Omit the images. Copy each entry word for word.

Stored records

[Start]

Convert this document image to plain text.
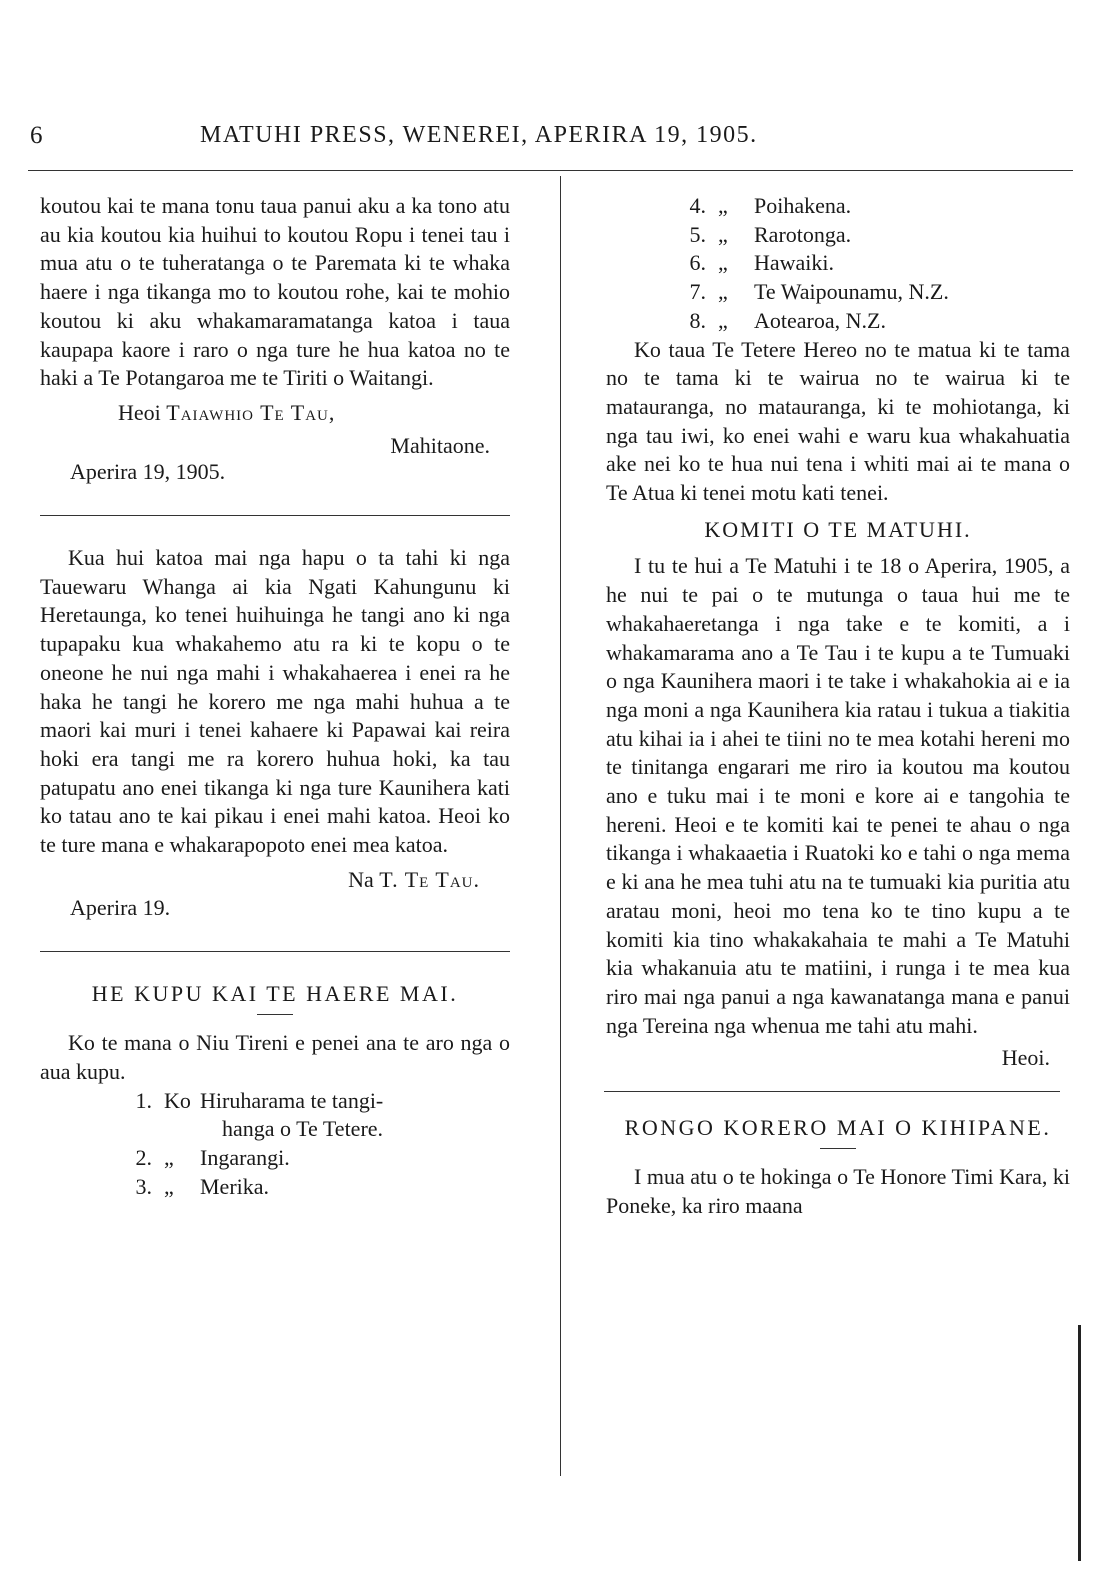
6	MATUHI PRESS, WENEREI, APERIRA 19, 1905.

koutou kai te mana tonu taua panui aku a ka tono atu au kia koutou kia huihui to koutou Ropu i tenei tau i mua atu o te tuheratanga o te Paremata ki te whaka haere i nga tikanga mo to koutou rohe, kai te mohio koutou ki aku whakamaramatanga katoa i taua kaupapa kaore i raro o nga ture he hua katoa no te haki a Te Potangaroa me te Tiriti o Waitangi.

Heoi Taiawhio Te Tau,
Mahitaone.
Aperira 19, 1905.

Kua hui katoa mai nga hapu o ta tahi ki nga Tauewaru Whanga ai kia Ngati Kahungunu ki Heretaunga, ko tenei huihuinga he tangi ano ki nga tupapaku kua whakahemo atu ra ki te kopu o te oneone he nui nga mahi i whakahaerea i enei ra he haka he tangi he korero me nga mahi huhua a te maori kai muri i tenei kahaere ki Papawai kai reira hoki era tangi me ra korero huhua hoki, ka tau patupatu ano enei tikanga ki nga ture Kaunihera kati ko tatau ano te kai pikau i enei mahi katoa. Heoi ko te ture mana e whakarapopoto enei mea katoa.

Na T. Te Tau.
Aperira 19.

HE KUPU KAI TE HAERE MAI.

Ko te mana o Niu Tireni e penei ana te aro nga o aua kupu.

1. Ko Hiruharama te tangi-
hanga o Te Tetere.
2. „	Ingarangi.
3. „	Merika.
4. „	Poihakena.
5. „	Rarotonga.
6. „	Hawaiki.
7. „	Te Waipounamu, N.Z.
8. „	Aotearoa, N.Z.

Ko taua Te Tetere Hereo no te matua ki te tama no te tama ki te wairua no te wairua ki te matauranga, no matauranga, ki te mohiotanga, ki nga tau iwi, ko enei wahi e waru kua whakahuatia ake nei ko te hua nui tena i whiti mai ai te mana o Te Atua ki tenei motu kati tenei.

KOMITI O TE MATUHI.

I tu te hui a Te Matuhi i te 18 o Aperira, 1905, a he nui te pai o te mutunga o taua hui me te whakahaeretanga i nga take e te komiti, a i whakamarama ano a Te Tau i te kupu a te Tumuaki o nga Kaunihera maori i te take i whakahokia ai e ia nga moni a nga Kaunihera kia ratau i tukua a tiakitia atu kihai ia i ahei te tiini no te mea kotahi hereni mo te tinitanga engarari me riro ia koutou ma koutou ano e tuku mai i te moni e kore ai e tangohia te hereni. Heoi e te komiti kai te penei te ahau o nga tikanga i whakaaetia i Ruatoki ko e tahi o nga mema e ki ana he mea tuhi atu na te tumuaki kia puritia atu aratau moni, heoi mo tena ko te tino kupu a te komiti kia tino whakakahaia te mahi a Te Matuhi kia whakanuia atu te matiini, i runga i te mea kua riro mai nga panui a nga kawanatanga mana e panui nga Tereina nga whenua me tahi atu mahi.

Heoi.

RONGO KORERO MAI O KIHIPANE.

I mua atu o te hokinga o Te Honore Timi Kara, ki Poneke, ka riro maana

[End]

### SOLUTION TO THIS PROBLEM
Convert this document image to plain text.
6	MATUHI PRESS, WENEREI, APERIRA 19, 1905.

koutou kai te mana tonu taua panui aku a ka tono atu au kia koutou kia huihui to koutou Ropu i tenei tau i mua atu o te tuheratanga o te Paremata ki te whaka haere i nga tikanga mo to koutou rohe, kai te mohio koutou ki aku whakamaramatanga katoa i taua kaupapa kaore i raro o nga ture he hua katoa no te haki a Te Potangaroa me te Tiriti o Waitangi.

Heoi Taiawhio Te Tau,
Mahitaone.
Aperira 19, 1905.

Kua hui katoa mai nga hapu o ta tahi ki nga Tauewaru Whanga ai kia Ngati Kahungunu ki Heretaunga, ko tenei huihuinga he tangi ano ki nga tupapaku kua whakahemo atu ra ki te kopu o te oneone he nui nga mahi i whakahaerea i enei ra he haka he tangi he korero me nga mahi huhua a te maori kai muri i tenei kahaere ki Papawai kai reira hoki era tangi me ra korero huhua hoki, ka tau patupatu ano enei tikanga ki nga ture Kaunihera kati ko tatau ano te kai pikau i enei mahi katoa. Heoi ko te ture mana e whakarapopoto enei mea katoa.

Na T. Te Tau.
Aperira 19.

HE KUPU KAI TE HAERE MAI.

Ko te mana o Niu Tireni e penei ana te aro nga o aua kupu.

1. Ko Hiruharama te tangi-
hanga o Te Tetere.
2. „	Ingarangi.
3. „	Merika.
4. „	Poihakena.
5. „	Rarotonga.
6. „	Hawaiki.
7. „	Te Waipounamu, N.Z.
8. „	Aotearoa, N.Z.

Ko taua Te Tetere Hereo no te matua ki te tama no te tama ki te wairua no te wairua ki te matauranga, no matauranga, ki te mohiotanga, ki nga tau iwi, ko enei wahi e waru kua whakahuatia ake nei ko te hua nui tena i whiti mai ai te mana o Te Atua ki tenei motu kati tenei.

KOMITI O TE MATUHI.

I tu te hui a Te Matuhi i te 18 o Aperira, 1905, a he nui te pai o te mutunga o taua hui me te whakahaeretanga i nga take e te komiti, a i whakamarama ano a Te Tau i te kupu a te Tumuaki o nga Kaunihera maori i te take i whakahokia ai e ia nga moni a nga Kaunihera kia ratau i tukua a tiakitia atu kihai ia i ahei te tiini no te mea kotahi hereni mo te tinitanga engarari me riro ia koutou ma koutou ano e tuku mai i te moni e kore ai e tangohia te hereni. Heoi e te komiti kai te penei te ahau o nga tikanga i whakaaetia i Ruatoki ko e tahi o nga mema e ki ana he mea tuhi atu na te tumuaki kia puritia atu aratau moni, heoi mo tena ko te tino kupu a te komiti kia tino whakakahaia te mahi a Te Matuhi kia whakanuia atu te matiini, i runga i te mea kua riro mai nga panui a nga kawanatanga mana e panui nga Tereina nga whenua me tahi atu mahi.

Heoi.

RONGO KORERO MAI O KIHIPANE.

I mua atu o te hokinga o Te Honore Timi Kara, ki Poneke, ka riro maana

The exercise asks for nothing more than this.